RECORDS FOR THIS TASK
--- START ---

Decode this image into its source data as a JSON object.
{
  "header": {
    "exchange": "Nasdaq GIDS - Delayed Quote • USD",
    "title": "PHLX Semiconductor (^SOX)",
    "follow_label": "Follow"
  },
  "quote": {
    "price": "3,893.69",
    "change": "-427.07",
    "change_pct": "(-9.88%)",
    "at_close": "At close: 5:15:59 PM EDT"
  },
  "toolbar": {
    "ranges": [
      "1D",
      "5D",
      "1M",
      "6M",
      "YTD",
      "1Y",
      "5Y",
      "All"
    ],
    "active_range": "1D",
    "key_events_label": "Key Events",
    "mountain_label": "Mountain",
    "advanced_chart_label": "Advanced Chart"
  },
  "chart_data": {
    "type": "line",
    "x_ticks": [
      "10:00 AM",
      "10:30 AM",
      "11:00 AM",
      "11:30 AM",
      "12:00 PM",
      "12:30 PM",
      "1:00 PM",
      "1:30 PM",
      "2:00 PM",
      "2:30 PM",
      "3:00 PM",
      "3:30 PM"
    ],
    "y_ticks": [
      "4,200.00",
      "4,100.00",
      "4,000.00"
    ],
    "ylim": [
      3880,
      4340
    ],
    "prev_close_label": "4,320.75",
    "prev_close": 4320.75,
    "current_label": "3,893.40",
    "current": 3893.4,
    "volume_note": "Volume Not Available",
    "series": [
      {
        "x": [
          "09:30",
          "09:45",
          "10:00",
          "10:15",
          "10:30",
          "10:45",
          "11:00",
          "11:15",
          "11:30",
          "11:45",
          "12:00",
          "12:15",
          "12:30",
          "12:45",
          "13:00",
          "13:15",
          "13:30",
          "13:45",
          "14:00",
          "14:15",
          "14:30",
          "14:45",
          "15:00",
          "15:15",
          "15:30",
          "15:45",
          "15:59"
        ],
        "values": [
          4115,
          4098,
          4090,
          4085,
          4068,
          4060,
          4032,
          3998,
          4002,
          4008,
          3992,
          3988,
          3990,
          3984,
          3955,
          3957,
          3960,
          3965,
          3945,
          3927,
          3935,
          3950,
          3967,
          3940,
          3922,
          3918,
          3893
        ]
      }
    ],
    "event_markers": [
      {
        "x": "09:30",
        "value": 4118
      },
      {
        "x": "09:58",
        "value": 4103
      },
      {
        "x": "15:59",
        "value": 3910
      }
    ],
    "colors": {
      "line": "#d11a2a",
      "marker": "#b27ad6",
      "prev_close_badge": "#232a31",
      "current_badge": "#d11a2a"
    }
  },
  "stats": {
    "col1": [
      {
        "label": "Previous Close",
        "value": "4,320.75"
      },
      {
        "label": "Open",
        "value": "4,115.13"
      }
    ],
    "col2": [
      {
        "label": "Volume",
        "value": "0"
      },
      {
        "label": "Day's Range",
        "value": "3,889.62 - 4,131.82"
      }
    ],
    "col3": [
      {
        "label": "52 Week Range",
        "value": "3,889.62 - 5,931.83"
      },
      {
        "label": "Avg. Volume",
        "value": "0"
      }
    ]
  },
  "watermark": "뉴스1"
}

--- END ---

TASK DETAILS
Reproduce the entries above in full by retyping them exactly.

EXPECTED ANSWER
Decode this image into its source data as a JSON object.
{
  "header": {
    "exchange": "Nasdaq GIDS - Delayed Quote • USD",
    "title": "PHLX Semiconductor (^SOX)",
    "follow_label": "Follow"
  },
  "quote": {
    "price": "3,893.69",
    "change": "-427.07",
    "change_pct": "(-9.88%)",
    "at_close": "At close: 5:15:59 PM EDT"
  },
  "toolbar": {
    "ranges": [
      "1D",
      "5D",
      "1M",
      "6M",
      "YTD",
      "1Y",
      "5Y",
      "All"
    ],
    "active_range": "1D",
    "key_events_label": "Key Events",
    "mountain_label": "Mountain",
    "advanced_chart_label": "Advanced Chart"
  },
  "chart_data": {
    "type": "line",
    "x_ticks": [
      "10:00 AM",
      "10:30 AM",
      "11:00 AM",
      "11:30 AM",
      "12:00 PM",
      "12:30 PM",
      "1:00 PM",
      "1:30 PM",
      "2:00 PM",
      "2:30 PM",
      "3:00 PM",
      "3:30 PM"
    ],
    "y_ticks": [
      "4,200.00",
      "4,100.00",
      "4,000.00"
    ],
    "ylim": [
      3880,
      4340
    ],
    "prev_close_label": "4,320.75",
    "prev_close": 4320.75,
    "current_label": "3,893.40",
    "current": 3893.4,
    "volume_note": "Volume Not Available",
    "series": [
      {
        "x": [
          "09:30",
          "09:45",
          "10:00",
          "10:15",
          "10:30",
          "10:45",
          "11:00",
          "11:15",
          "11:30",
          "11:45",
          "12:00",
          "12:15",
          "12:30",
          "12:45",
          "13:00",
          "13:15",
          "13:30",
          "13:45",
          "14:00",
          "14:15",
          "14:30",
          "14:45",
          "15:00",
          "15:15",
          "15:30",
          "15:45",
          "15:59"
        ],
        "values": [
          4115,
          4098,
          4090,
          4085,
          4068,
          4060,
          4032,
          3998,
          4002,
          4008,
          3992,
          3988,
          3990,
          3984,
          3955,
          3957,
          3960,
          3965,
          3945,
          3927,
          3935,
          3950,
          3967,
          3940,
          3922,
          3918,
          3893
        ]
      }
    ],
    "event_markers": [
      {
        "x": "09:30",
        "value": 4118
      },
      {
        "x": "09:58",
        "value": 4103
      },
      {
        "x": "15:59",
        "value": 3910
      }
    ],
    "colors": {
      "line": "#d11a2a",
      "marker": "#b27ad6",
      "prev_close_badge": "#232a31",
      "current_badge": "#d11a2a"
    }
  },
  "stats": {
    "col1": [
      {
        "label": "Previous Close",
        "value": "4,320.75"
      },
      {
        "label": "Open",
        "value": "4,115.13"
      }
    ],
    "col2": [
      {
        "label": "Volume",
        "value": "0"
      },
      {
        "label": "Day's Range",
        "value": "3,889.62 - 4,131.82"
      }
    ],
    "col3": [
      {
        "label": "52 Week Range",
        "value": "3,889.62 - 5,931.83"
      },
      {
        "label": "Avg. Volume",
        "value": "0"
      }
    ]
  },
  "watermark": "뉴스1"
}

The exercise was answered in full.